-- Task prompt --
Repeat the listing in full, exactly as it stands.

============

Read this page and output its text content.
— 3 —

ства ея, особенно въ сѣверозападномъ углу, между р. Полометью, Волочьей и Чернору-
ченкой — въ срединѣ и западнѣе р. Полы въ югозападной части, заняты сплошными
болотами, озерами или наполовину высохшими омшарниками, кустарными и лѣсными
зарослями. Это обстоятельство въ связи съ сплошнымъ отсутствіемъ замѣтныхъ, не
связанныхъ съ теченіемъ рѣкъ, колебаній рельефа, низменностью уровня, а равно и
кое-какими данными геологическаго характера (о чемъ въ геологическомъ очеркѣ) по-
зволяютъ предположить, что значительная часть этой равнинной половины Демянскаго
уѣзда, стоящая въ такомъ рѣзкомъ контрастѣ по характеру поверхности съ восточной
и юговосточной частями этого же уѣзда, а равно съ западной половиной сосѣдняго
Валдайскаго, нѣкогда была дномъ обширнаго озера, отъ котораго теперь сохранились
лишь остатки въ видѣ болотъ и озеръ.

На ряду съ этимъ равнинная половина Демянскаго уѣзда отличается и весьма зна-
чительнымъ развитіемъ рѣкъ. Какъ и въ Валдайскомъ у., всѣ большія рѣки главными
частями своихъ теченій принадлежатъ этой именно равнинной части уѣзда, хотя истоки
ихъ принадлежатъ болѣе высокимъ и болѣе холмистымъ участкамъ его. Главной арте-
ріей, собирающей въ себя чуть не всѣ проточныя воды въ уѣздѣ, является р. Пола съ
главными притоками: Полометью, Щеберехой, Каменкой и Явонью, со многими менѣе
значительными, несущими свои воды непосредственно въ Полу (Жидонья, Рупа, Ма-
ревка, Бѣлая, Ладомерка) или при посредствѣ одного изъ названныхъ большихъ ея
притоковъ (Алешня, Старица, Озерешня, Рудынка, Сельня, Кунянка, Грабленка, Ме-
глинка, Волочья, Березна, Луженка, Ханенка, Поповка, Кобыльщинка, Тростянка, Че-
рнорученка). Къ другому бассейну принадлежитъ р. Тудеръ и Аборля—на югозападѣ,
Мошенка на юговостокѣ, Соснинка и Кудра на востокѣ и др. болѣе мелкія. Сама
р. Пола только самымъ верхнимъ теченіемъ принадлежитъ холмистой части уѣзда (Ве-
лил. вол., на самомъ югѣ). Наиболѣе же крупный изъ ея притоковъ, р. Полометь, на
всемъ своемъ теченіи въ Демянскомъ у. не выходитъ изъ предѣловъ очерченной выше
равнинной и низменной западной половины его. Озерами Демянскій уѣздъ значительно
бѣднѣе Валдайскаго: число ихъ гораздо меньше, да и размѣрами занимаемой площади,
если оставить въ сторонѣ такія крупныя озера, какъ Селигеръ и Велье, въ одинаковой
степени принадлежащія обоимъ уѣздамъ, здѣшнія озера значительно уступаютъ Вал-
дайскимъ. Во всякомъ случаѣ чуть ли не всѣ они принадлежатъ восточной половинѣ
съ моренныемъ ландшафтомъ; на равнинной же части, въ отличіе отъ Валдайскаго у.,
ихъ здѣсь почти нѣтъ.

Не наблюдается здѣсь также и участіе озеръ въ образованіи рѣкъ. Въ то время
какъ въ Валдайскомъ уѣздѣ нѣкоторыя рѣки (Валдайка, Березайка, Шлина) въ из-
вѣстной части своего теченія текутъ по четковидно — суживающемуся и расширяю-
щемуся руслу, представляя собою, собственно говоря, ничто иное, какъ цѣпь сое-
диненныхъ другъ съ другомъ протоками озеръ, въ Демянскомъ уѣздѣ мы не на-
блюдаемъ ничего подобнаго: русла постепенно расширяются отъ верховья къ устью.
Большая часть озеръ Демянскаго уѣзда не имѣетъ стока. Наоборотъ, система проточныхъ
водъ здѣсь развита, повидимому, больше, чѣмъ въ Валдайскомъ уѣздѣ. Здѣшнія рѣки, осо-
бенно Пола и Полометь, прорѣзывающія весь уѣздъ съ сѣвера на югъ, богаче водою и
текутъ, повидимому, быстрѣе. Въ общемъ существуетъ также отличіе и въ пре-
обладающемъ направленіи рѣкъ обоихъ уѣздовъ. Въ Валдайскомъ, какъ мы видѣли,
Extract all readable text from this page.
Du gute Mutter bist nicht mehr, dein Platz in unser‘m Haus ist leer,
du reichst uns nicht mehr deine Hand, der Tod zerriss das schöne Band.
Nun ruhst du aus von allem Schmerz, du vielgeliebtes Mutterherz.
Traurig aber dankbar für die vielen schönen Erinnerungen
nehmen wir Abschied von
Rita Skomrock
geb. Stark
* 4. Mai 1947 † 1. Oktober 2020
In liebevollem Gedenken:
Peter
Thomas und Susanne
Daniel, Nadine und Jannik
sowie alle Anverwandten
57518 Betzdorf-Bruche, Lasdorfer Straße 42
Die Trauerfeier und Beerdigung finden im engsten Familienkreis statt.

============

-- Reply --
Read this page and output its text content.
— 3 —

ства ея, особенно въ сѣверозападномъ углу, между р. Полометью, Волочьей и Чернору-
ченкой — въ срединѣ и западнѣе р. Полы въ югозападной части, заняты сплошными
болотами, озерами или наполовину высохшими омшарниками, кустарными и лѣсными
зарослями. Это обстоятельство въ связи съ сплошнымъ отсутствіемъ замѣтныхъ, не
связанныхъ съ теченіемъ рѣкъ, колебаній рельефа, низменностью уровня, а равно и
кое-какими данными геологическаго характера (о чемъ въ геологическомъ очеркѣ) по-
зволяютъ предположить, что значительная часть этой равнинной половины Демянскаго
уѣзда, стоящая въ такомъ рѣзкомъ контрастѣ по характеру поверхности съ восточной
и юговосточной частями этого же уѣзда, а равно съ западной половиной сосѣдняго
Валдайскаго, нѣкогда была дномъ обширнаго озера, отъ котораго теперь сохранились
лишь остатки въ видѣ болотъ и озеръ.

На ряду съ этимъ равнинная половина Демянскаго уѣзда отличается и весьма зна-
чительнымъ развитіемъ рѣкъ. Какъ и въ Валдайскомъ у., всѣ большія рѣки главными
частями своихъ теченій принадлежатъ этой именно равнинной части уѣзда, хотя истоки
ихъ принадлежатъ болѣе высокимъ и болѣе холмистымъ участкамъ его. Главной арте-
ріей, собирающей въ себя чуть не всѣ проточныя воды въ уѣздѣ, является р. Пола съ
главными притоками: Полометью, Щеберехой, Каменкой и Явонью, со многими менѣе
значительными, несущими свои воды непосредственно въ Полу (Жидонья, Рупа, Ма-
ревка, Бѣлая, Ладомерка) или при посредствѣ одного изъ названныхъ большихъ ея
притоковъ (Алешня, Старица, Озерешня, Рудынка, Сельня, Кунянка, Грабленка, Ме-
глинка, Волочья, Березна, Луженка, Ханенка, Поповка, Кобыльщинка, Тростянка, Че-
рнорученка). Къ другому бассейну принадлежитъ р. Тудеръ и Аборля—на югозападѣ,
Мошенка на юговостокѣ, Соснинка и Кудра на востокѣ и др. болѣе мелкія. Сама
р. Пола только самымъ верхнимъ теченіемъ принадлежитъ холмистой части уѣзда (Ве-
лил. вол., на самомъ югѣ). Наиболѣе же крупный изъ ея притоковъ, р. Полометь, на
всемъ своемъ теченіи въ Демянскомъ у. не выходитъ изъ предѣловъ очерченной выше
равнинной и низменной западной половины его. Озерами Демянскій уѣздъ значительно
бѣднѣе Валдайскаго: число ихъ гораздо меньше, да и размѣрами занимаемой площади,
если оставить въ сторонѣ такія крупныя озера, какъ Селигеръ и Велье, въ одинаковой
степени принадлежащія обоимъ уѣздамъ, здѣшнія озера значительно уступаютъ Вал-
дайскимъ. Во всякомъ случаѣ чуть ли не всѣ они принадлежатъ восточной половинѣ
съ моренныемъ ландшафтомъ; на равнинной же части, въ отличіе отъ Валдайскаго у.,
ихъ здѣсь почти нѣтъ.

Не наблюдается здѣсь также и участіе озеръ въ образованіи рѣкъ. Въ то время
какъ въ Валдайскомъ уѣздѣ нѣкоторыя рѣки (Валдайка, Березайка, Шлина) въ из-
вѣстной части своего теченія текутъ по четковидно — суживающемуся и расширяю-
щемуся руслу, представляя собою, собственно говоря, ничто иное, какъ цѣпь сое-
диненныхъ другъ съ другомъ протоками озеръ, въ Демянскомъ уѣздѣ мы не на-
блюдаемъ ничего подобнаго: русла постепенно расширяются отъ верховья къ устью.
Большая часть озеръ Демянскаго уѣзда не имѣетъ стока. Наоборотъ, система проточныхъ
водъ здѣсь развита, повидимому, больше, чѣмъ въ Валдайскомъ уѣздѣ. Здѣшнія рѣки, осо-
бенно Пола и Полометь, прорѣзывающія весь уѣздъ съ сѣвера на югъ, богаче водою и
текутъ, повидимому, быстрѣе. Въ общемъ существуетъ также отличіе и въ пре-
обладающемъ направленіи рѣкъ обоихъ уѣздовъ. Въ Валдайскомъ, какъ мы видѣли,
Extract all readable text from this page.
Du gute Mutter bist nicht mehr, dein Platz in unser‘m Haus ist leer,
du reichst uns nicht mehr deine Hand, der Tod zerriss das schöne Band.
Nun ruhst du aus von allem Schmerz, du vielgeliebtes Mutterherz.
Traurig aber dankbar für die vielen schönen Erinnerungen
nehmen wir Abschied von
Rita Skomrock
geb. Stark
* 4. Mai 1947 † 1. Oktober 2020
In liebevollem Gedenken:
Peter
Thomas und Susanne
Daniel, Nadine und Jannik
sowie alle Anverwandten
57518 Betzdorf-Bruche, Lasdorfer Straße 42
Die Trauerfeier und Beerdigung finden im engsten Familienkreis statt.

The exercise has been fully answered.